(Layout coordinate data)

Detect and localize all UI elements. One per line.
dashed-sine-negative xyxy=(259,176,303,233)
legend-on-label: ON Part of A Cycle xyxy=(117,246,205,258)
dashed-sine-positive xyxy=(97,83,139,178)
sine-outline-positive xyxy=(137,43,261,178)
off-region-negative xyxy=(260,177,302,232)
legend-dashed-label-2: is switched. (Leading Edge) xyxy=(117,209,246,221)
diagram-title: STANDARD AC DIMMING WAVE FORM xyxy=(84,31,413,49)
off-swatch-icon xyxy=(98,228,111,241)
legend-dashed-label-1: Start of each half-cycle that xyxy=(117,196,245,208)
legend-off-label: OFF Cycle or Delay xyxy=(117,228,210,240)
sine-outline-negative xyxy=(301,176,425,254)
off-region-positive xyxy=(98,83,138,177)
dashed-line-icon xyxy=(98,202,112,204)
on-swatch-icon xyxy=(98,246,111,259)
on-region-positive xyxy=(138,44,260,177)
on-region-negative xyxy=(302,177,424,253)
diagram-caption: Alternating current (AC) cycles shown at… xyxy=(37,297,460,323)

→ **To do**:
Turn all of the data above into a JSON list of strings, with one string for each line and no blank lines.

→ **The completed task**:
[
  "Detect and localize all UI elements. One per line.",
  "dashed-sine-negative xyxy=(259,176,303,233)",
  "legend-on-label: ON Part of A Cycle xyxy=(117,246,205,258)",
  "dashed-sine-positive xyxy=(97,83,139,178)",
  "sine-outline-positive xyxy=(137,43,261,178)",
  "off-region-negative xyxy=(260,177,302,232)",
  "legend-dashed-label-2: is switched. (Leading Edge) xyxy=(117,209,246,221)",
  "diagram-title: STANDARD AC DIMMING WAVE FORM xyxy=(84,31,413,49)",
  "off-swatch-icon xyxy=(98,228,111,241)",
  "legend-dashed-label-1: Start of each half-cycle that xyxy=(117,196,245,208)",
  "legend-off-label: OFF Cycle or Delay xyxy=(117,228,210,240)",
  "sine-outline-negative xyxy=(301,176,425,254)",
  "off-region-positive xyxy=(98,83,138,177)",
  "dashed-line-icon xyxy=(98,202,112,204)",
  "on-swatch-icon xyxy=(98,246,111,259)",
  "on-region-positive xyxy=(138,44,260,177)",
  "on-region-negative xyxy=(302,177,424,253)",
  "diagram-caption: Alternating current (AC) cycles shown at… xyxy=(37,297,460,323)"
]